Source passage =
Well, now I'm almost excited. We were looking for a 1st qtr purchase of one of the machines of some kind. Agree biggerfield is needed. We already are doing stone over dtg, and with the demand for big prints, can't see a smallish design parameter. Hope Mr. Peter keeps us Neo-phytes in the loop.

Cheers and Beers


----------



## allhamps

I'm with you guys. Small working area has been one of the biggest drawbacks for me when trying to decide on a machine. The LARGEST issue, however, has been software, or the inability of the software offered with the machine to import and use other standard formats like an .eps or .plt file. I know the developers/companies want to present their own specific software, but they really need to keep in mind that some of us have been doing this for a few years now, and if I can't find a way to convert my hundreds of existing files into a file that can be used on a new machine, then I am more likely to not want the machine, no matter how impressive it is. I'm really not interested, at this stage of the game, in learning a new design software, or having to recreate designs I'm already using. *So in short, file format flexibility, to me, is even more important than a huge work area.*


----------



## sjidohair

Great question slick, 

what file import and export formats can this machine except?


----------



## allamerican-aeoon

allhamps said:


> *So in short, file format flexibility, to me, is even more important than a huge work area.*


OK, I heard. Size and design converts. I will call meeting for this.


----------



## allhamps

Ok, guys, bear with me while I ask this question, because I'm a little confused. I've seen the sequin machine, and the reels/cartriges that it uses. So when we talk about no compressor and using a gun/magazine type method for this new machine, does that mean we will have to purchase pre-filled rhinestone cartriges or will we be able to have cartriges that we can fill with our own stones?


----------



## lizziemaxine

allhamps said:


> Ok, guys, bear with me while I ask this question, because I'm a little confused. I've seen the sequin machine, and the reels/cartriges that it uses. So when we talk about no compressor and using a gun/magazine type method for this new machine, does that mean we will have to purchase pre-filled rhinestone cartriges or will we be able to have cartriges that we can fill with our own stones?


Good question.


----------



## BML Builder

allhamps said:


> Ok, guys, bear with me while I ask this question, because I'm a little confused. I've seen the sequin machine, and the reels/cartriges that it uses. So when we talk about no compressor and using a gun/magazine type method for this new machine, does that mean we will have to purchase pre-filled rhinestone cartriges or will we be able to have cartriges that we can fill with our own stones?


Great question Slick!!!! I have a lot stones and would rather not have to buy a cartridge full of stones for all the stones I already have and also for stones that I may not need a lot of. That could really get expensive. Thanks for thinking of it Slick!!!

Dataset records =
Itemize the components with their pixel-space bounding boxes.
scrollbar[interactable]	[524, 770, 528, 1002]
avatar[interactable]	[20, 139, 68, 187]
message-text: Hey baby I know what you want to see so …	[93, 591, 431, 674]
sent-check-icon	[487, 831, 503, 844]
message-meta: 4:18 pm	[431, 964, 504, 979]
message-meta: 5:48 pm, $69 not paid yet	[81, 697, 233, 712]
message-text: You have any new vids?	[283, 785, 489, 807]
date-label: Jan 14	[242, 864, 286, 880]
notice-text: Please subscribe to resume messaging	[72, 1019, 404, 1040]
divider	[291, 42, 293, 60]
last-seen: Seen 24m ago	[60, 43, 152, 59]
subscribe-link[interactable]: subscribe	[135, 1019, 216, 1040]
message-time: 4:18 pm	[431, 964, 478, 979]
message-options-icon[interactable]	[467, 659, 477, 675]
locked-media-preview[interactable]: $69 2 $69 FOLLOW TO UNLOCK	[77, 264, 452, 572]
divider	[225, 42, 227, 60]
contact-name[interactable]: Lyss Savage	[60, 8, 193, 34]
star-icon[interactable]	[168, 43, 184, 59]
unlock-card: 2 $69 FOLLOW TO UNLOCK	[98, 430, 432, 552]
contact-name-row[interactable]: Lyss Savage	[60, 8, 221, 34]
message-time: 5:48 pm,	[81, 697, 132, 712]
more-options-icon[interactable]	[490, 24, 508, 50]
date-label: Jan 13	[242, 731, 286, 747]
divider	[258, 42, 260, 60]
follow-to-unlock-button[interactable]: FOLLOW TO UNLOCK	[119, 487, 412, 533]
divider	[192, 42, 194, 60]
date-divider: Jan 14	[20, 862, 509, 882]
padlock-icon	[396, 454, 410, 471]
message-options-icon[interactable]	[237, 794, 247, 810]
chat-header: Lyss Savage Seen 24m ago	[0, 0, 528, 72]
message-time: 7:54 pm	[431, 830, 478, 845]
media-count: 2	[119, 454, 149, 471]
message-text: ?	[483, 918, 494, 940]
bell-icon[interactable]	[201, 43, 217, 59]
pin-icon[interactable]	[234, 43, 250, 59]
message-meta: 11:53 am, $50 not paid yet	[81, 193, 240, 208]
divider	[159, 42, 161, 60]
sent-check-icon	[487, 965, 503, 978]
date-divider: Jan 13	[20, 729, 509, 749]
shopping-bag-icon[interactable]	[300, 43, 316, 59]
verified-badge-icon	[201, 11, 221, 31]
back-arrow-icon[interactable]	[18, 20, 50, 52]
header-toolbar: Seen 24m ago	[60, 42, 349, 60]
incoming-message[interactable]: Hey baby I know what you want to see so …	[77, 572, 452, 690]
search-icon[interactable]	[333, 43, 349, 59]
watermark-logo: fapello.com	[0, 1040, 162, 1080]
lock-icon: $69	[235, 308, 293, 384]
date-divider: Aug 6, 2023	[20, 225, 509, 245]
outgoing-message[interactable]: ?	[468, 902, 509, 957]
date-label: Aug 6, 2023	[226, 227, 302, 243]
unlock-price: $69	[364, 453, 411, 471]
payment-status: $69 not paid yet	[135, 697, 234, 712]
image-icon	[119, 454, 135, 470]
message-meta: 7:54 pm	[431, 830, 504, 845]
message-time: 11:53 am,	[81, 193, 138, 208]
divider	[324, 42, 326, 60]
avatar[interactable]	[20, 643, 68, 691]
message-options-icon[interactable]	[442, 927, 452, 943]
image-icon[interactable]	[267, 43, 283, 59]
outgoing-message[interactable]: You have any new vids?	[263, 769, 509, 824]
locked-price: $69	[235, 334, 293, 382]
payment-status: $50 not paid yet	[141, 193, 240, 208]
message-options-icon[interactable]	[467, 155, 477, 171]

To be done =
Answer these from the rhinestone machine thread:
(a) What does allhamps name as the largest issue when deciding on a machine?
(b) What does allamerican-aeoon say will be done about size and design conversion?
(c) What does BML Builder say could really get expensive?

Problem solution =
(a) Software, specifically the inability of the software offered with the machine to import and use other standard formats like an .eps or .plt file.
(b) A meeting will be called about it.
(c) Having to buy cartridges full of stones for stones already owned and for stones that may not be needed in large amounts.